--- INFORMATION PROVIDED ---
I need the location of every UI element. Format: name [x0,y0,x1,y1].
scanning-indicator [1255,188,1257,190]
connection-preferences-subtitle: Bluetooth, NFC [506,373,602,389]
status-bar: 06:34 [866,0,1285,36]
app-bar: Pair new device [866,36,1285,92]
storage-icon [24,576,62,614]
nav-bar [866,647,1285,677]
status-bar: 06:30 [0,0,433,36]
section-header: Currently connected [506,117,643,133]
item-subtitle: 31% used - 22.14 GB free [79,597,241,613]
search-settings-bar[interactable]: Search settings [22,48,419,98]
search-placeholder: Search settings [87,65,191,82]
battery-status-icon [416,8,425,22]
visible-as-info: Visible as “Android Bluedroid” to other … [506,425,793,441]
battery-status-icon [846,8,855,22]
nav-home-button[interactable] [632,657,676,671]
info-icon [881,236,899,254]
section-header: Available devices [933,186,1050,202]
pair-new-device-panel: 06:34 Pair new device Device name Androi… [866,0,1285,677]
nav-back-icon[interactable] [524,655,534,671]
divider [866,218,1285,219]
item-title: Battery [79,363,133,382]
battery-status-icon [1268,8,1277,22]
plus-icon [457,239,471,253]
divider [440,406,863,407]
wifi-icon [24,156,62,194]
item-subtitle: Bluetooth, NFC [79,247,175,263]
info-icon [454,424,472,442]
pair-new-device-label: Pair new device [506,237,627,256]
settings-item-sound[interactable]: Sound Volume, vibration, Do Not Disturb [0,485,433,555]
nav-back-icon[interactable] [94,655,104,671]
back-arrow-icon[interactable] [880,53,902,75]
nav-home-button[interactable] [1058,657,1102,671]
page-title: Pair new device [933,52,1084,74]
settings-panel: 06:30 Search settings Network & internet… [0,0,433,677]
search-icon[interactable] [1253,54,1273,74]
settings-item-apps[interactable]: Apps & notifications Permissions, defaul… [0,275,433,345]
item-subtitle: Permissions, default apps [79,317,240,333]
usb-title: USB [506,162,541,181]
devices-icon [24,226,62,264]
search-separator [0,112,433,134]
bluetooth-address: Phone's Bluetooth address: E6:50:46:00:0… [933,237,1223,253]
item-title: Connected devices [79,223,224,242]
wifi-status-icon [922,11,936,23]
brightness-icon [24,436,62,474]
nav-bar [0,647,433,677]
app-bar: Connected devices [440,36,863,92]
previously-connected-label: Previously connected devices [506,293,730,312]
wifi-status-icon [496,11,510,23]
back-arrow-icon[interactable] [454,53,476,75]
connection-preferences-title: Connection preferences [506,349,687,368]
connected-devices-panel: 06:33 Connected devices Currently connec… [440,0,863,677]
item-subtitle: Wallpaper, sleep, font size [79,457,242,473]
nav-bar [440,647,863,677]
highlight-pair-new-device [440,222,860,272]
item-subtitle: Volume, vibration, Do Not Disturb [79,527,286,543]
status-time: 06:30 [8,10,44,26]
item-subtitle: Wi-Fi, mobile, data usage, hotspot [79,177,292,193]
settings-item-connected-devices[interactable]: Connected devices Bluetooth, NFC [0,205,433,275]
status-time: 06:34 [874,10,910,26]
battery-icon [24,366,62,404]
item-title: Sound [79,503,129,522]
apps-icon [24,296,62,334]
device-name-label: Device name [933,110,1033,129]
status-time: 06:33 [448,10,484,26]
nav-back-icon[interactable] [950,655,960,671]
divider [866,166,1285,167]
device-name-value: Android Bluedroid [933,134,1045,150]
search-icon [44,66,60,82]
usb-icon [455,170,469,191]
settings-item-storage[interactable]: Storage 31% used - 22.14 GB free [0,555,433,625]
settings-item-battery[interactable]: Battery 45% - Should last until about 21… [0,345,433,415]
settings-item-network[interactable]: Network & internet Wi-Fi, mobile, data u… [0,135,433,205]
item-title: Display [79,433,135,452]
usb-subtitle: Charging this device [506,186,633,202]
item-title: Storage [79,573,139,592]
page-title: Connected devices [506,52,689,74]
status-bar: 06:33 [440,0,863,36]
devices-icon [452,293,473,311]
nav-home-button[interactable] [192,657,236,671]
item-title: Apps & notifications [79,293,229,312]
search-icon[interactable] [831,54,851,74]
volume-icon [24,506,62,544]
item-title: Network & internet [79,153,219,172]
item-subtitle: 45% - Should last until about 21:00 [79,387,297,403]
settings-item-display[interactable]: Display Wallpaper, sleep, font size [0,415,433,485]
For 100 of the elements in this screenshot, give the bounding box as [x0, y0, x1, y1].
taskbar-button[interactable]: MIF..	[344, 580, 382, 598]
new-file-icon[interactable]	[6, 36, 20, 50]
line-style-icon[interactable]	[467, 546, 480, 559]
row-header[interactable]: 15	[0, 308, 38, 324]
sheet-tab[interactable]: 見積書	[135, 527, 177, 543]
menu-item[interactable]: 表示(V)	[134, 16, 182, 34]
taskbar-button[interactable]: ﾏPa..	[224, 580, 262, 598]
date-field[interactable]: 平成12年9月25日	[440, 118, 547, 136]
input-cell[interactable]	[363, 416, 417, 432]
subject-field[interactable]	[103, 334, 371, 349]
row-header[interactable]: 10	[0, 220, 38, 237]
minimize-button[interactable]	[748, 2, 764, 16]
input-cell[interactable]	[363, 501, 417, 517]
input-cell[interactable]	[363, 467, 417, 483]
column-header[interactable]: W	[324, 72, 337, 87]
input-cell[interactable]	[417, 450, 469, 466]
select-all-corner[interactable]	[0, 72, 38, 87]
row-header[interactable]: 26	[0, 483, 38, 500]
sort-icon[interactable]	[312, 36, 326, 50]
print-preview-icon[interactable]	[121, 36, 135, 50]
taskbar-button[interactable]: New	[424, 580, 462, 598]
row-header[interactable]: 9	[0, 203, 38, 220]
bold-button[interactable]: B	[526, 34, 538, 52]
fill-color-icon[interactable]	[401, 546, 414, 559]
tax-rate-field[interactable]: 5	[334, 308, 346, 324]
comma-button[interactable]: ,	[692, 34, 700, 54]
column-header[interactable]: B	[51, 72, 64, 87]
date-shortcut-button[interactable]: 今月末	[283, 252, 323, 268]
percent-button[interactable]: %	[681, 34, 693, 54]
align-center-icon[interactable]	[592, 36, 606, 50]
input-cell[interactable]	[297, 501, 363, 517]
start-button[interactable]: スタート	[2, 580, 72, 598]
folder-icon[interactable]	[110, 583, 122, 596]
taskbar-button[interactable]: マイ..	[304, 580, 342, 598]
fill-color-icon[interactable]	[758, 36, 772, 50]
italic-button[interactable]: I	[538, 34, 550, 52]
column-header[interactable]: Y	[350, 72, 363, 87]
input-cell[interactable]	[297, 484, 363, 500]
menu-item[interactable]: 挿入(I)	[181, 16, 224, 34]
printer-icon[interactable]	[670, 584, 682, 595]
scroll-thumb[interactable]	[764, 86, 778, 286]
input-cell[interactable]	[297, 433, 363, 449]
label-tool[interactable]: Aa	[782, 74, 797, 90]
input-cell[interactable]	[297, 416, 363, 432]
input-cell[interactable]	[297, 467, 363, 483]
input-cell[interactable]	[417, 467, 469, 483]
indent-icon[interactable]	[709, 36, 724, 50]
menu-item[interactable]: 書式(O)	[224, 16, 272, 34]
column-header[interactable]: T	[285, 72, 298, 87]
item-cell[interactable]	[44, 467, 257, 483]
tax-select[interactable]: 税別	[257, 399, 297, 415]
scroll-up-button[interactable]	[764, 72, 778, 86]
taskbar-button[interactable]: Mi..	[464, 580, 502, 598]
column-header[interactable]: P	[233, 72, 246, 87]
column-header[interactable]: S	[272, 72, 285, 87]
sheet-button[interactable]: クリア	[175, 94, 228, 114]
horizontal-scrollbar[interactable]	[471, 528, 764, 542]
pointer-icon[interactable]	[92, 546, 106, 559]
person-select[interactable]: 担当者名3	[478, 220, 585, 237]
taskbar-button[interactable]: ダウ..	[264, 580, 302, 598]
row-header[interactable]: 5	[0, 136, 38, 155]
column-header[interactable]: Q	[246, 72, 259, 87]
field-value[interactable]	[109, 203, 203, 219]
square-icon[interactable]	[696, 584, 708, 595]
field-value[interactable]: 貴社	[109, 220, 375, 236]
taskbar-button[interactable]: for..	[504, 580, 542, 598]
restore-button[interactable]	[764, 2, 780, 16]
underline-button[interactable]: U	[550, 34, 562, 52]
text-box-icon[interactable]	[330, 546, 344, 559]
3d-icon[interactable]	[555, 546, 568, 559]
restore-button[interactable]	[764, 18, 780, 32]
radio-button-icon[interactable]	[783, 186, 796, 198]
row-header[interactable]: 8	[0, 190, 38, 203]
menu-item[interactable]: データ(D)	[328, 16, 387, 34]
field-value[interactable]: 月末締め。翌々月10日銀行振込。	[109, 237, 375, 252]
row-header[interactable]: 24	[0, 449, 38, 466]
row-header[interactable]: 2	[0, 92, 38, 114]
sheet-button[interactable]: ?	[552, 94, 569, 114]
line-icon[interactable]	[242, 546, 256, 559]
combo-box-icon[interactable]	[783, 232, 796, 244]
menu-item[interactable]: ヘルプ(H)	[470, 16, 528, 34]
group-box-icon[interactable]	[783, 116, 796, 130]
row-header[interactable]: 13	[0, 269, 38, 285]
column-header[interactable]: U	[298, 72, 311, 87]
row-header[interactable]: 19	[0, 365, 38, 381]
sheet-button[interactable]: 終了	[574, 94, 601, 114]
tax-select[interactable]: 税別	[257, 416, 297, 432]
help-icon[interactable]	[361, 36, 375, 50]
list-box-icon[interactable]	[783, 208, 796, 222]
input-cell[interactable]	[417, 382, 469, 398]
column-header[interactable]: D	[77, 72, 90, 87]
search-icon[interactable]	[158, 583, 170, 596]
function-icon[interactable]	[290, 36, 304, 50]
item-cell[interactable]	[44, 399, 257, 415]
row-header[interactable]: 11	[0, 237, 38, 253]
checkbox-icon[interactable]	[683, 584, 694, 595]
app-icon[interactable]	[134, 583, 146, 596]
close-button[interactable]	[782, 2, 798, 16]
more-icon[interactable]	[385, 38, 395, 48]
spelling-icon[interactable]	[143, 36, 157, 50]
---
Transcribe the lines above word for word, beginning at the first line and continuing through the line with "status-bar: 06:30 [0,0,433,36]", both included.

SOLVED PROBLEM:
I need the location of every UI element. Format: name [x0,y0,x1,y1].
scanning-indicator [1255,188,1257,190]
connection-preferences-subtitle: Bluetooth, NFC [506,373,602,389]
status-bar: 06:34 [866,0,1285,36]
app-bar: Pair new device [866,36,1285,92]
storage-icon [24,576,62,614]
nav-bar [866,647,1285,677]
status-bar: 06:30 [0,0,433,36]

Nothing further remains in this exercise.